** BEGIN INPUT MATERIAL **

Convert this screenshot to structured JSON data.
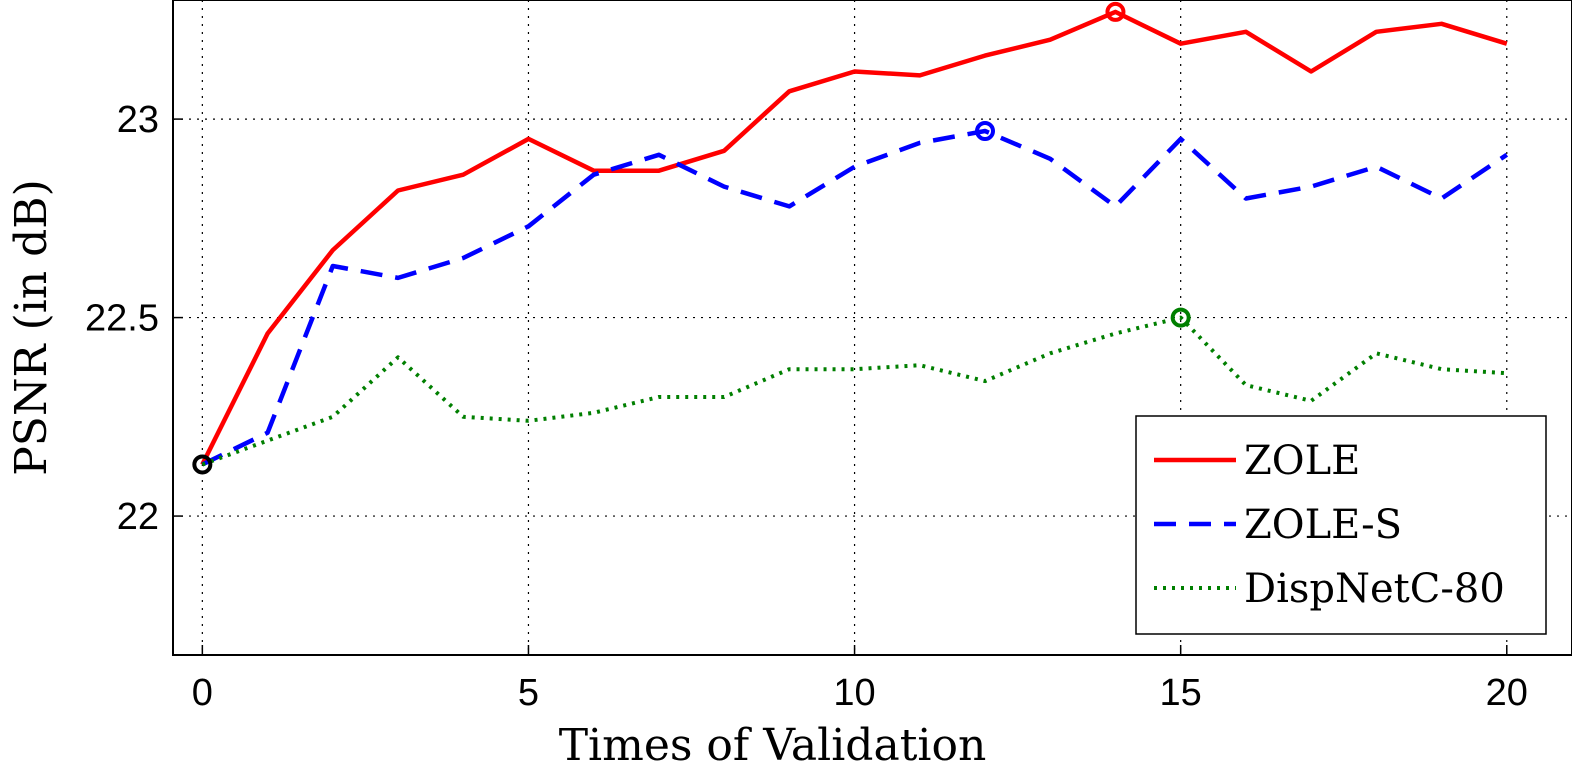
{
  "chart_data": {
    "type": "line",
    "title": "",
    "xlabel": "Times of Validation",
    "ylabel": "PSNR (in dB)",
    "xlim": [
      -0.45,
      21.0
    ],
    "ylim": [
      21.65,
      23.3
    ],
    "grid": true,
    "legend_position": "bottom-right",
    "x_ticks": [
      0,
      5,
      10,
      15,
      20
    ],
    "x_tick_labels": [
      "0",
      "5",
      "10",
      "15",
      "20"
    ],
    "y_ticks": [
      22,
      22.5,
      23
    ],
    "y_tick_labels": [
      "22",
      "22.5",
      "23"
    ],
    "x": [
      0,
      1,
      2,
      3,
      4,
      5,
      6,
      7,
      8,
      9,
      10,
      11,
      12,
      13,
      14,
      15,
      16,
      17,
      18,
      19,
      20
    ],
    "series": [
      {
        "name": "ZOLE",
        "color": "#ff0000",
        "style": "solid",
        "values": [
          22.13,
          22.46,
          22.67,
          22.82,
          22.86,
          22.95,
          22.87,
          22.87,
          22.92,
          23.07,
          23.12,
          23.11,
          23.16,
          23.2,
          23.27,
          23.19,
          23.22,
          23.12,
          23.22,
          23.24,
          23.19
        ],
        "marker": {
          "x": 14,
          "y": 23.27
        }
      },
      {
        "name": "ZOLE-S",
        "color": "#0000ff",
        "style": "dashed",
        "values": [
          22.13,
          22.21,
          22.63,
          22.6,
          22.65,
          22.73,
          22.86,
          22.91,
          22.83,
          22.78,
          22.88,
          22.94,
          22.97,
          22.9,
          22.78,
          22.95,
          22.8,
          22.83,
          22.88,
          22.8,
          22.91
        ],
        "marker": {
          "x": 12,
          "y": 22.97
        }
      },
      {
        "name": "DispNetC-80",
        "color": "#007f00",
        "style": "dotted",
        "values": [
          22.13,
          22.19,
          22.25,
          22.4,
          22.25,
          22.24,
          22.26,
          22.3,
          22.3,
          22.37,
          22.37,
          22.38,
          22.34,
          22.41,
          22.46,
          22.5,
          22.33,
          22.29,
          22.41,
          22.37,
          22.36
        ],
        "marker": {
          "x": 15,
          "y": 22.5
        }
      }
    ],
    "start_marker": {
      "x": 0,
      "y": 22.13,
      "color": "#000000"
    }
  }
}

** END INPUT MATERIAL **

_GOAL:_
Read the data above and pull out each line that holds the string "color".

_SOLUTION FOR THIS PROBLEM:_
        "color": "#ff0000",
        "color": "#0000ff",
        "color": "#007f00",
      "color": "#000000"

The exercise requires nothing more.